== Exercise materials ==
---

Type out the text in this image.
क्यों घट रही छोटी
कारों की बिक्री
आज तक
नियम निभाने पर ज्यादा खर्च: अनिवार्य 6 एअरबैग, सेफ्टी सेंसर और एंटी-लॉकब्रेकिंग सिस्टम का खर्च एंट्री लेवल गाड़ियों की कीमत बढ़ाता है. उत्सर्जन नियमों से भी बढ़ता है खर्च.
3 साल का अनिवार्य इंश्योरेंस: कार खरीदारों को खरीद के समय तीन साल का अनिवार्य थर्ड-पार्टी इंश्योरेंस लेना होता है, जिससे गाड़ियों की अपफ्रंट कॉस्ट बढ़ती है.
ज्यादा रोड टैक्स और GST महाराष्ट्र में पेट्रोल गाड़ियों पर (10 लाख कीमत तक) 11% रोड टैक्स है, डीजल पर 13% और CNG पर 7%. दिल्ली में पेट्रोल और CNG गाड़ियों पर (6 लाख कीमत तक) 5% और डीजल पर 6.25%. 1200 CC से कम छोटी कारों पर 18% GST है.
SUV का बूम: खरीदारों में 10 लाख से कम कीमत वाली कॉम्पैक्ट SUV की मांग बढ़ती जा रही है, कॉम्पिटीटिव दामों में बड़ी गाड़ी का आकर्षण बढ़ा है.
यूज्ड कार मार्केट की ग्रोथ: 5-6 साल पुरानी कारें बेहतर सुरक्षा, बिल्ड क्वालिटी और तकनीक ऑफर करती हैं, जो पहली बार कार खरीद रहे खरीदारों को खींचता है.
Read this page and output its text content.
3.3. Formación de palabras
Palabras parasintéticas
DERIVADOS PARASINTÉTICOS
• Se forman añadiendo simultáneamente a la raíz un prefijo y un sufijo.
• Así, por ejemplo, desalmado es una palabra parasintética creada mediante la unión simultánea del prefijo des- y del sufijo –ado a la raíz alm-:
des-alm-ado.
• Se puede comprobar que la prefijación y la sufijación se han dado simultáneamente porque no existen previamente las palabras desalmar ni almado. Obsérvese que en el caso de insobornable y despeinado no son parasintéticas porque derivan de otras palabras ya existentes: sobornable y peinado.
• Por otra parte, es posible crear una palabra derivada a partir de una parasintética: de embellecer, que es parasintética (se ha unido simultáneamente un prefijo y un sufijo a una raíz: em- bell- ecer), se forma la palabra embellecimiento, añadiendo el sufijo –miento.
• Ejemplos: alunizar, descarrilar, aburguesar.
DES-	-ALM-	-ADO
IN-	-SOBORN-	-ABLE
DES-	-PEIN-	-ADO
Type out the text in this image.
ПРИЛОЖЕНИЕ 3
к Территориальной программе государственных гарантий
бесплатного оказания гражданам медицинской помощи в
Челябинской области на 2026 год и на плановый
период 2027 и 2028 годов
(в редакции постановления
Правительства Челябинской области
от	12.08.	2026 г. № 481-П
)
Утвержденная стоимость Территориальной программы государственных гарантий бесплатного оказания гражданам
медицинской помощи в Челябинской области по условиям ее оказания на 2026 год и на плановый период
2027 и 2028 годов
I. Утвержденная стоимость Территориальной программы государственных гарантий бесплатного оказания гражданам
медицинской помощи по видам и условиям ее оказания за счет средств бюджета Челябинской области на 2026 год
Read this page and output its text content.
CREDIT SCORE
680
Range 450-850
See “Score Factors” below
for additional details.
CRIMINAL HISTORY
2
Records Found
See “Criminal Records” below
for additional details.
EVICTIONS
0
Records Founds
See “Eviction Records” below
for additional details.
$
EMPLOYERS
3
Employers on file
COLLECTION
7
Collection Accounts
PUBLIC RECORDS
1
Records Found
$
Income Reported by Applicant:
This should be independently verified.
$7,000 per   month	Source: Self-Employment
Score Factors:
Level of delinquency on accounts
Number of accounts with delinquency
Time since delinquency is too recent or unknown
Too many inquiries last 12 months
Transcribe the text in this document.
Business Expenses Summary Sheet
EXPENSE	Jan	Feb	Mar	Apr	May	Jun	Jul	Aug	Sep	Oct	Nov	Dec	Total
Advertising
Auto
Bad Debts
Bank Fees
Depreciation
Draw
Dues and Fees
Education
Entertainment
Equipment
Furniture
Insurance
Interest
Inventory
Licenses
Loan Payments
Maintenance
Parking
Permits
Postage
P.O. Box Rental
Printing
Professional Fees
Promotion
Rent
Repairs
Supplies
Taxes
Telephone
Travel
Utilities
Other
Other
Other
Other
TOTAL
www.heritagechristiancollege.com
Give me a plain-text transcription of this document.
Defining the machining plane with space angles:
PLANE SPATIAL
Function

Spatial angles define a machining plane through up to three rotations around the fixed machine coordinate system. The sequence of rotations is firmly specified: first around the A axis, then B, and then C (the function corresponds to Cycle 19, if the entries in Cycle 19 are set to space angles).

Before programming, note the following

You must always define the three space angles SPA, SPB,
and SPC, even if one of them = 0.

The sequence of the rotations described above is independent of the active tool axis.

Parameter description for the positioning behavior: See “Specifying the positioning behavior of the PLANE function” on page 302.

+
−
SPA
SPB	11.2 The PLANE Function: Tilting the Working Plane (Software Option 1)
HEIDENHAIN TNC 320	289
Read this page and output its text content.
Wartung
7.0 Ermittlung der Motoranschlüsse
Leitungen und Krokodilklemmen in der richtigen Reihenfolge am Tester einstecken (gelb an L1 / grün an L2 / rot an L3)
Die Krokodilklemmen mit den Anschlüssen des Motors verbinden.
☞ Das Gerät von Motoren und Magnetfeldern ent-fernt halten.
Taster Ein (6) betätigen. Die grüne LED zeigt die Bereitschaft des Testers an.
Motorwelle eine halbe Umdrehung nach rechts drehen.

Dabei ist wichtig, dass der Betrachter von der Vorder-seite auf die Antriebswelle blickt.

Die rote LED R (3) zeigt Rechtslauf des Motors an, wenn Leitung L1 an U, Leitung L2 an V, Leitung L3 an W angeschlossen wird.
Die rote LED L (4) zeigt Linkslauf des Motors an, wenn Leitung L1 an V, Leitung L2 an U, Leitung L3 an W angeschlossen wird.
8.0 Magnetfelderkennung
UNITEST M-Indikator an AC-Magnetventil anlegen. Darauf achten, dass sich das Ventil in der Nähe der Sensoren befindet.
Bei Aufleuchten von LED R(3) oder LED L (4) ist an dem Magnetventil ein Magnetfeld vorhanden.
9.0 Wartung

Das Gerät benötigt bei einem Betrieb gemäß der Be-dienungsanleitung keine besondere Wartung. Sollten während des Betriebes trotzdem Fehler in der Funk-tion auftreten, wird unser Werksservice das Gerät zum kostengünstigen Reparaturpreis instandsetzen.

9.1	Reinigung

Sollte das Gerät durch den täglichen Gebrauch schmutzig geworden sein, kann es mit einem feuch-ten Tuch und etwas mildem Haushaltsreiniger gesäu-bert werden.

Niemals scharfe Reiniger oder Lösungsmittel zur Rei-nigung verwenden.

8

---

== Requirement ==
Each entry above is to be quoted exactly.

== Response to the task ==
Type out the text in this image.
क्यों घट रही छोटी
कारों की बिक्री
आज तक
नियम निभाने पर ज्यादा खर्च: अनिवार्य 6 एअरबैग, सेफ्टी सेंसर और एंटी-लॉकब्रेकिंग सिस्टम का खर्च एंट्री लेवल गाड़ियों की कीमत बढ़ाता है. उत्सर्जन नियमों से भी बढ़ता है खर्च.
3 साल का अनिवार्य इंश्योरेंस: कार खरीदारों को खरीद के समय तीन साल का अनिवार्य थर्ड-पार्टी इंश्योरेंस लेना होता है, जिससे गाड़ियों की अपफ्रंट कॉस्ट बढ़ती है.
ज्यादा रोड टैक्स और GST महाराष्ट्र में पेट्रोल गाड़ियों पर (10 लाख कीमत तक) 11% रोड टैक्स है, डीजल पर 13% और CNG पर 7%. दिल्ली में पेट्रोल और CNG गाड़ियों पर (6 लाख कीमत तक) 5% और डीजल पर 6.25%. 1200 CC से कम छोटी कारों पर 18% GST है.
SUV का बूम: खरीदारों में 10 लाख से कम कीमत वाली कॉम्पैक्ट SUV की मांग बढ़ती जा रही है, कॉम्पिटीटिव दामों में बड़ी गाड़ी का आकर्षण बढ़ा है.
यूज्ड कार मार्केट की ग्रोथ: 5-6 साल पुरानी कारें बेहतर सुरक्षा, बिल्ड क्वालिटी और तकनीक ऑफर करती हैं, जो पहली बार कार खरीद रहे खरीदारों को खींचता है.
Read this page and output its text content.
3.3. Formación de palabras
Palabras parasintéticas
DERIVADOS PARASINTÉTICOS
• Se forman añadiendo simultáneamente a la raíz un prefijo y un sufijo.
• Así, por ejemplo, desalmado es una palabra parasintética creada mediante la unión simultánea del prefijo des- y del sufijo –ado a la raíz alm-:
des-alm-ado.
• Se puede comprobar que la prefijación y la sufijación se han dado simultáneamente porque no existen previamente las palabras desalmar ni almado. Obsérvese que en el caso de insobornable y despeinado no son parasintéticas porque derivan de otras palabras ya existentes: sobornable y peinado.
• Por otra parte, es posible crear una palabra derivada a partir de una parasintética: de embellecer, que es parasintética (se ha unido simultáneamente un prefijo y un sufijo a una raíz: em- bell- ecer), se forma la palabra embellecimiento, añadiendo el sufijo –miento.
• Ejemplos: alunizar, descarrilar, aburguesar.
DES-	-ALM-	-ADO
IN-	-SOBORN-	-ABLE
DES-	-PEIN-	-ADO
Type out the text in this image.
ПРИЛОЖЕНИЕ 3
к Территориальной программе государственных гарантий
бесплатного оказания гражданам медицинской помощи в
Челябинской области на 2026 год и на плановый
период 2027 и 2028 годов
(в редакции постановления
Правительства Челябинской области
от	12.08.	2026 г. № 481-П
)
Утвержденная стоимость Территориальной программы государственных гарантий бесплатного оказания гражданам
медицинской помощи в Челябинской области по условиям ее оказания на 2026 год и на плановый период
2027 и 2028 годов
I. Утвержденная стоимость Территориальной программы государственных гарантий бесплатного оказания гражданам
медицинской помощи по видам и условиям ее оказания за счет средств бюджета Челябинской области на 2026 год
Read this page and output its text content.
CREDIT SCORE
680
Range 450-850
See “Score Factors” below
for additional details.
CRIMINAL HISTORY
2
Records Found
See “Criminal Records” below
for additional details.
EVICTIONS
0
Records Founds
See “Eviction Records” below
for additional details.
$
EMPLOYERS
3
Employers on file
COLLECTION
7
Collection Accounts
PUBLIC RECORDS
1
Records Found
$
Income Reported by Applicant:
This should be independently verified.
$7,000 per   month	Source: Self-Employment
Score Factors:
Level of delinquency on accounts
Number of accounts with delinquency
Time since delinquency is too recent or unknown
Too many inquiries last 12 months
Transcribe the text in this document.
Business Expenses Summary Sheet
EXPENSE	Jan	Feb	Mar	Apr	May	Jun	Jul	Aug	Sep	Oct	Nov	Dec	Total
Advertising
Auto
Bad Debts
Bank Fees
Depreciation
Draw
Dues and Fees
Education
Entertainment
Equipment
Furniture
Insurance
Interest
Inventory
Licenses
Loan Payments
Maintenance
Parking
Permits
Postage
P.O. Box Rental
Printing
Professional Fees
Promotion
Rent
Repairs
Supplies
Taxes
Telephone
Travel
Utilities
Other
Other
Other
Other
TOTAL
www.heritagechristiancollege.com
Give me a plain-text transcription of this document.
Defining the machining plane with space angles:
PLANE SPATIAL
Function

Spatial angles define a machining plane through up to three rotations around the fixed machine coordinate system. The sequence of rotations is firmly specified: first around the A axis, then B, and then C (the function corresponds to Cycle 19, if the entries in Cycle 19 are set to space angles).

Before programming, note the following

You must always define the three space angles SPA, SPB,
and SPC, even if one of them = 0.

The sequence of the rotations described above is independent of the active tool axis.

Parameter description for the positioning behavior: See “Specifying the positioning behavior of the PLANE function” on page 302.

+
−
SPA
SPB	11.2 The PLANE Function: Tilting the Working Plane (Software Option 1)
HEIDENHAIN TNC 320	289
Read this page and output its text content.
Wartung
7.0 Ermittlung der Motoranschlüsse
Leitungen und Krokodilklemmen in der richtigen Reihenfolge am Tester einstecken (gelb an L1 / grün an L2 / rot an L3)
Die Krokodilklemmen mit den Anschlüssen des Motors verbinden.
☞ Das Gerät von Motoren und Magnetfeldern ent-fernt halten.
Taster Ein (6) betätigen. Die grüne LED zeigt die Bereitschaft des Testers an.
Motorwelle eine halbe Umdrehung nach rechts drehen.

Dabei ist wichtig, dass der Betrachter von der Vorder-seite auf die Antriebswelle blickt.

Die rote LED R (3) zeigt Rechtslauf des Motors an, wenn Leitung L1 an U, Leitung L2 an V, Leitung L3 an W angeschlossen wird.
Die rote LED L (4) zeigt Linkslauf des Motors an, wenn Leitung L1 an V, Leitung L2 an U, Leitung L3 an W angeschlossen wird.
8.0 Magnetfelderkennung
UNITEST M-Indikator an AC-Magnetventil anlegen. Darauf achten, dass sich das Ventil in der Nähe der Sensoren befindet.
Bei Aufleuchten von LED R(3) oder LED L (4) ist an dem Magnetventil ein Magnetfeld vorhanden.
9.0 Wartung

Das Gerät benötigt bei einem Betrieb gemäß der Be-dienungsanleitung keine besondere Wartung. Sollten während des Betriebes trotzdem Fehler in der Funk-tion auftreten, wird unser Werksservice das Gerät zum kostengünstigen Reparaturpreis instandsetzen.

9.1	Reinigung

Sollte das Gerät durch den täglichen Gebrauch schmutzig geworden sein, kann es mit einem feuch-ten Tuch und etwas mildem Haushaltsreiniger gesäu-bert werden.

Niemals scharfe Reiniger oder Lösungsmittel zur Rei-nigung verwenden.

8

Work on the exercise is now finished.